▸ **Page excerpt**
☆ ☆ ☆

Brecht: from Hitler to Hollywood


Brecht: from Hitler to Hollywood

From the Website Useful Stooges
https://usefulstooges.com/



 In the eyes of many, Bertolt Brecht (1898-1956) was one of the great modern playwrights. He has been called “without a doubt the most important and influential dramatist of the twentieth century worldwide.” He was a central figure in the culture of the Weimar Republic – in other words, 1920s Germany, the Germany that was still reeling from the loss of World War I, that was struggling with economic depression and hyperinflation, and that had been plunged into in political confusion by the advent of Communism on its eastern border and the effort to maintain a working democratic government in Berlin in the face of a rising tide of Nazism. The Threepenny Opera, his 1927 collaboration with composer Kurt Weill (it included the famous song Mack the Knife), was the most successful German theatrical event of the decade.
Brecht’s plays – the first of which was produced in 1922 – were outrageously experimental and aggressively political. Working with legendary producers Max Reinhardt and Erwin Piscator, Brecht spat in the face of the very concept of the “well-made play,” the sympathetic hero, the happy ending. Indeed he spat at a broad range of human concepts and behaviors, such as ordinary decency and respectability and honor. But one thing he didn’t spit at was the Soviet Union. After he’d spent some time reading Marx and following the actions of the Kremlin, Brecht became a Communist, and in his plays he celebrated collectivism, dictatorship, the idea of a strongman ruling over his subjects through the use of terror.

☆ ☆ ☆

▸ **Spatial layout entries**
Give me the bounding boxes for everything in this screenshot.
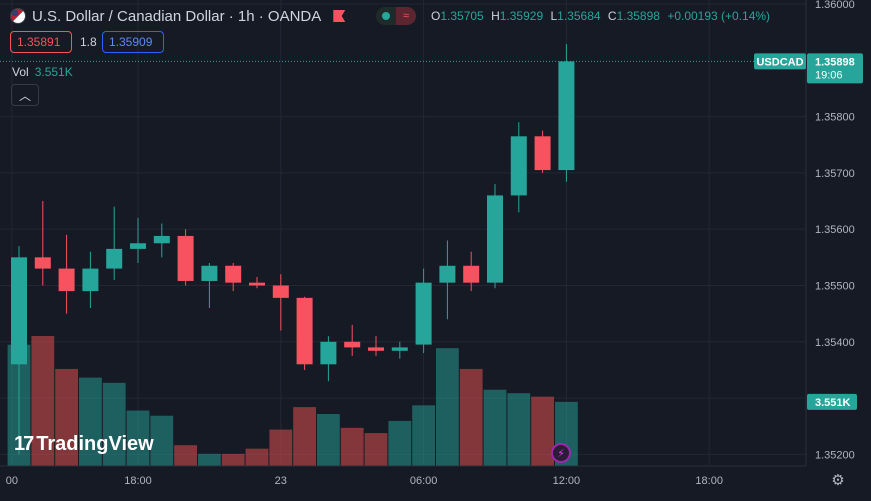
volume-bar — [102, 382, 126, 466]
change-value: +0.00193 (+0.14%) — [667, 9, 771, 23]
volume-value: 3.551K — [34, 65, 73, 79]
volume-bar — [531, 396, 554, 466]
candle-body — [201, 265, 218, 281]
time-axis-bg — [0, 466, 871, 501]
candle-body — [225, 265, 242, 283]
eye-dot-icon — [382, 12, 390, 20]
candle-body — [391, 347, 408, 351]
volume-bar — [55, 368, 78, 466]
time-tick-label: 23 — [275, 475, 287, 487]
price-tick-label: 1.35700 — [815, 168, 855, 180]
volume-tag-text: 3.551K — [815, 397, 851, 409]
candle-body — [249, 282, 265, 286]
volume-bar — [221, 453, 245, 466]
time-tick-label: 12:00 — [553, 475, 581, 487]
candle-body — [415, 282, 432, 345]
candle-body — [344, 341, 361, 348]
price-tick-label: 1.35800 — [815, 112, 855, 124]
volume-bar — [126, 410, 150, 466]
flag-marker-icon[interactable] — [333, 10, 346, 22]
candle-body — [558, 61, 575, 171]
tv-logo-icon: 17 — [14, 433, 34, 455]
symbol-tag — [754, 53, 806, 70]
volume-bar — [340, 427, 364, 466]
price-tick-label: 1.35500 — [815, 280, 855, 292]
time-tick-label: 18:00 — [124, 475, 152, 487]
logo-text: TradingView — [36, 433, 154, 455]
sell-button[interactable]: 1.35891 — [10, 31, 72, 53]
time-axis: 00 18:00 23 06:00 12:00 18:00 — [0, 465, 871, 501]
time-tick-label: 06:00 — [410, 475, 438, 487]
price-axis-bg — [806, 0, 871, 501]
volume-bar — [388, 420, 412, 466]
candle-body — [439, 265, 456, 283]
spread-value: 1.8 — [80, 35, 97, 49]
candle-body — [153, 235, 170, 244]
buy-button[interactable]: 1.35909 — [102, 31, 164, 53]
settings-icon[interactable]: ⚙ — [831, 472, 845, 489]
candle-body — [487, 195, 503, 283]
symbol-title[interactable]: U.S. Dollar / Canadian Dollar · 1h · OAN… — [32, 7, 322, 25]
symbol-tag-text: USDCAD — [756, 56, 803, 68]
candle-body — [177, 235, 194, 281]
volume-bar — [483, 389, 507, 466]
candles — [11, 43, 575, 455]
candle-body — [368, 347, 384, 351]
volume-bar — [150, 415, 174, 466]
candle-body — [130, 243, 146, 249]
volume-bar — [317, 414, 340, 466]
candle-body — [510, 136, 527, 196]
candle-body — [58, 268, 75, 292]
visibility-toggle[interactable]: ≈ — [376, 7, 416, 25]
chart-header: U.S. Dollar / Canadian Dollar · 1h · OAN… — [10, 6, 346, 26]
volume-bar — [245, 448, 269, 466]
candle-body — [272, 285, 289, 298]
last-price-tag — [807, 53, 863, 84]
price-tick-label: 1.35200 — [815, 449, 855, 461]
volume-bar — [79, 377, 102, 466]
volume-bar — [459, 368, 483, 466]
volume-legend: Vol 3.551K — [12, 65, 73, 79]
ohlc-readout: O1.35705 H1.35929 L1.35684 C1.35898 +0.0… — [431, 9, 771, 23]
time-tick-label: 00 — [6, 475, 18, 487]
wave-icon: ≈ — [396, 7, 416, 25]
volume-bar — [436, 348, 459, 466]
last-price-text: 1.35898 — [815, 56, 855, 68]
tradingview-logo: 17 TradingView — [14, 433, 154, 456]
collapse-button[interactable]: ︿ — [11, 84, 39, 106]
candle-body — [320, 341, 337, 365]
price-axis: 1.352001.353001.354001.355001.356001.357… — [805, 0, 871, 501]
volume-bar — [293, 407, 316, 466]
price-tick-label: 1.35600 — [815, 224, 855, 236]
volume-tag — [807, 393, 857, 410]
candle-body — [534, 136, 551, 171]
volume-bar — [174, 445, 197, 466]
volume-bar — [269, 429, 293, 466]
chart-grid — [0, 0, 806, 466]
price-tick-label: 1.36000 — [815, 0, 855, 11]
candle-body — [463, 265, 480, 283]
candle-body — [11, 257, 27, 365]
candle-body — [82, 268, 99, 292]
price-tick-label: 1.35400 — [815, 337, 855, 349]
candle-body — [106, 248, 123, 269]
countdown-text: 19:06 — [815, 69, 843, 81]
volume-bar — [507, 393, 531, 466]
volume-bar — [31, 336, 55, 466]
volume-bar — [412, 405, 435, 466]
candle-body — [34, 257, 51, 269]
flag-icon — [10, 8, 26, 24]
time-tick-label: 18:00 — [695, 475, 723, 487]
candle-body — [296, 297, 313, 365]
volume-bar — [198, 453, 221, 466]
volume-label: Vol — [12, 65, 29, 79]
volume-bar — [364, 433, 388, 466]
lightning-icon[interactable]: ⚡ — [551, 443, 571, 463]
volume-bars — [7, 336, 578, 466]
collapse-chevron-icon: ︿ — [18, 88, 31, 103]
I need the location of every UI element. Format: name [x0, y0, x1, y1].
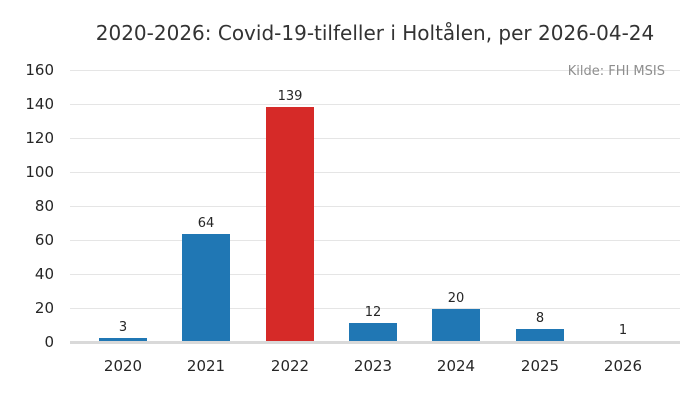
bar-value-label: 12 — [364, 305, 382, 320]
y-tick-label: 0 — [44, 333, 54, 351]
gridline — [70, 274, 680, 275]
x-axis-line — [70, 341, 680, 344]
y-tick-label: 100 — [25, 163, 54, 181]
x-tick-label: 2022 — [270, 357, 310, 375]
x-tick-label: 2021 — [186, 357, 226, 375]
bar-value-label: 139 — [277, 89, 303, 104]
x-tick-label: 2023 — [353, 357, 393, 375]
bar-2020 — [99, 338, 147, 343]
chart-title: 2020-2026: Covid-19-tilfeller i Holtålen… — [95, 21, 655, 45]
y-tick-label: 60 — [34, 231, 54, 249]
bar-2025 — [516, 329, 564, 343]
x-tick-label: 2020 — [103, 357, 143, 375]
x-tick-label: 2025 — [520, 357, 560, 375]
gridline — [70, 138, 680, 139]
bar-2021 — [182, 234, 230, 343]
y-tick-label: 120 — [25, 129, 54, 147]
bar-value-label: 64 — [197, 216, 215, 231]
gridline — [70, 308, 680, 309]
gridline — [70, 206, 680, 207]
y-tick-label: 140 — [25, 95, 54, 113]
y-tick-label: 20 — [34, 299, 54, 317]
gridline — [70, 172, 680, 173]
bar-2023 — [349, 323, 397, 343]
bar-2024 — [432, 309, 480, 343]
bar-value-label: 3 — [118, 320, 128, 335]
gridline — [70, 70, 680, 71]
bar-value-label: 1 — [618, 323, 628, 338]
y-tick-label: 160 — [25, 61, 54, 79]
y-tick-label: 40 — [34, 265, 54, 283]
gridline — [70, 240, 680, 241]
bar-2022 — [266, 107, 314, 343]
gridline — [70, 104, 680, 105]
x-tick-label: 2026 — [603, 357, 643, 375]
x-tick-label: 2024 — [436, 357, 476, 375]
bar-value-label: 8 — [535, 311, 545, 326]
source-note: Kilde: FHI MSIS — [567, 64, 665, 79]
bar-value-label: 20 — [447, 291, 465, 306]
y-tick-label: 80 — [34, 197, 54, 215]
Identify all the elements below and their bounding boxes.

☆ ☆ ☆

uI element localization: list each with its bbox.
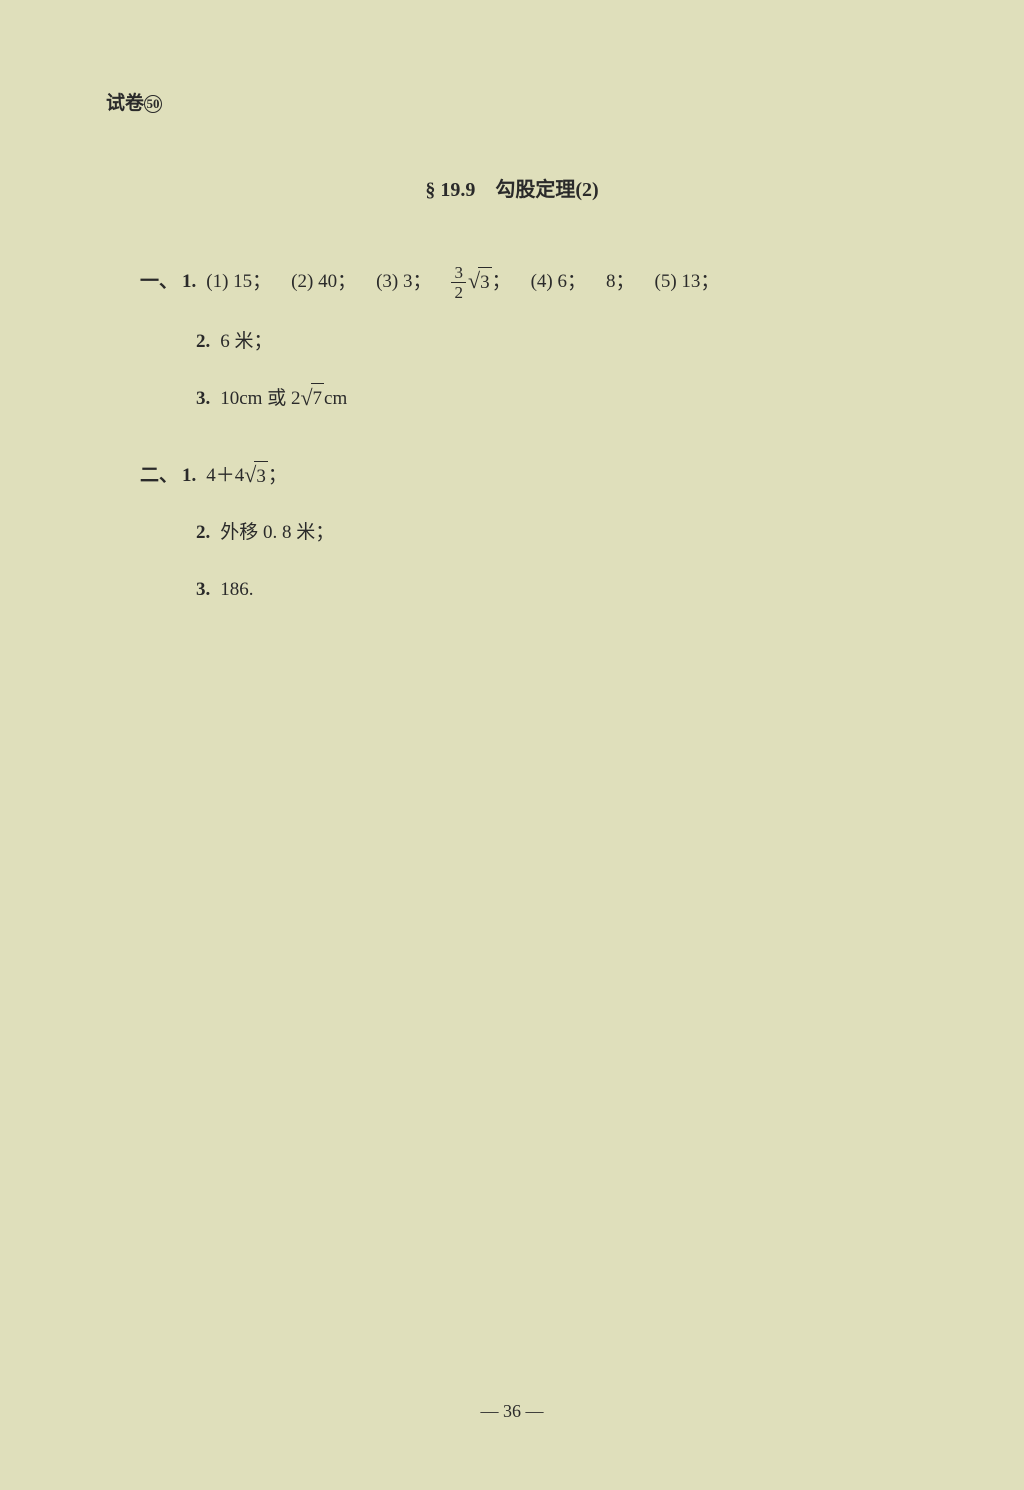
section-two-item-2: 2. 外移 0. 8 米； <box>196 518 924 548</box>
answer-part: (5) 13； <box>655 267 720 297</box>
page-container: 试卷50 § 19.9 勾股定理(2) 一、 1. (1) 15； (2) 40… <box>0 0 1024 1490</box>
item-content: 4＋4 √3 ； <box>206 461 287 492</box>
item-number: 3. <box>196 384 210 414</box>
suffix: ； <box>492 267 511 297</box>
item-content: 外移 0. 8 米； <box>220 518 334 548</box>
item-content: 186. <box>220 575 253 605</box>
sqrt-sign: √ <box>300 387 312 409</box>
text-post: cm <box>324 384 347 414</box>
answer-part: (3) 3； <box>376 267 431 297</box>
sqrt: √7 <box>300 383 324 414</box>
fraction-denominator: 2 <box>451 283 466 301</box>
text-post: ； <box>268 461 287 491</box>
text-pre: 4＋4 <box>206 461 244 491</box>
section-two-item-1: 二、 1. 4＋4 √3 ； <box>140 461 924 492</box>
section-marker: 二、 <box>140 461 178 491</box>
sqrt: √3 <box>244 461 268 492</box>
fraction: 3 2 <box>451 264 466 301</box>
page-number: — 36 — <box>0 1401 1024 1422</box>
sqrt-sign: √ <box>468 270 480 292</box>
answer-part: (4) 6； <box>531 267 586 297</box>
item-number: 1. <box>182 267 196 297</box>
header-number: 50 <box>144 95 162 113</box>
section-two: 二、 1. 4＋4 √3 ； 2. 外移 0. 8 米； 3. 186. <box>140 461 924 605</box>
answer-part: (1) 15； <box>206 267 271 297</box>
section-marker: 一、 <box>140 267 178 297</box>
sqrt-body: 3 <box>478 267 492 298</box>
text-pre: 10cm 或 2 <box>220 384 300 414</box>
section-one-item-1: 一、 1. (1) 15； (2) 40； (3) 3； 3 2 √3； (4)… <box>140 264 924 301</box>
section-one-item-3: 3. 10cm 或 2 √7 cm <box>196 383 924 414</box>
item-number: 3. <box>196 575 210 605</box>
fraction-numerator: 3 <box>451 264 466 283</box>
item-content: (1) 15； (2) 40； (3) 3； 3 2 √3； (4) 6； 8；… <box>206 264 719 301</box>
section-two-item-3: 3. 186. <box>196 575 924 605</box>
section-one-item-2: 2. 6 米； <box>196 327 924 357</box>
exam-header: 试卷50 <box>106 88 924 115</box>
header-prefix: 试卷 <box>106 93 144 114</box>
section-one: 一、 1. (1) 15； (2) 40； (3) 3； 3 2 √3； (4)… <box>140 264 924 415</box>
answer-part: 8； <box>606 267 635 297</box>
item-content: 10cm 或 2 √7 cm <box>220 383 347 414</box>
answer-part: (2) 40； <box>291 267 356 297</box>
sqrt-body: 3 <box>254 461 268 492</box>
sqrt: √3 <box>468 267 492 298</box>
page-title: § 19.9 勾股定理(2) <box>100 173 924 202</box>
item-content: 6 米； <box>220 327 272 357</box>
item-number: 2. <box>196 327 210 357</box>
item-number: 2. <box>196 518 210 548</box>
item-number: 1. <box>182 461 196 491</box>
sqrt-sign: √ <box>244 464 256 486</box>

☆ ☆ ☆

▸ **Tasks to carry out**
(A) Name every person besides Brecht who appears in the two body paragraphs of the Brecht article.
(B) Reproduce word for word the part of the Brecht article that opens with the words containing "From the Website" and closes with "of the decade.".
(C) Write what follows in the article on Brecht, picking up after its last sentence.

▸ **Results**
(A) Kurt Weill, Max Reinhardt, Erwin Piscator, Marx

(B)
From the Website Useful Stooges
https://usefulstooges.com/



 In the eyes of many, Bertolt Brecht (1898-1956) was one of the great modern playwrights. He has been called “without a doubt the most important and influential dramatist of the twentieth century worldwide.” He was a central figure in the culture of the Weimar Republic – in other words, 1920s Germany, the Germany that was still reeling from the loss of World War I, that was struggling with economic depression and hyperinflation, and that had been plunged into in political confusion by the advent of Communism on its eastern border and the effort to maintain a working democratic government in Berlin in the face of a rising tide of Nazism. The Threepenny Opera, his 1927 collaboration with composer Kurt Weill (it included the famous song Mack the Knife), was the most successful German theatrical event of the decade.

(C)
Then, in 1933, Hitler was elected chancellor of Germany. The night after the Reichstag fire, Brecht hightailed it to Prague. (As the critic John Simon has put it, “Brecht…like the heroes of most of his plays, was no hero.”) Hitler banned his plays. Meanwhile Brecht, as one account puts it, “bounced around from Prague to Vienna to Zurich to the island of Fyn to Finland.” In May 1941, his U.S. visa came through and he fled to the New World. Like many European artists and intellectuals who had a Nazi target on their backs, he settled in Santa Monica, California, and tried to make a career as a Hollywood screenwriter.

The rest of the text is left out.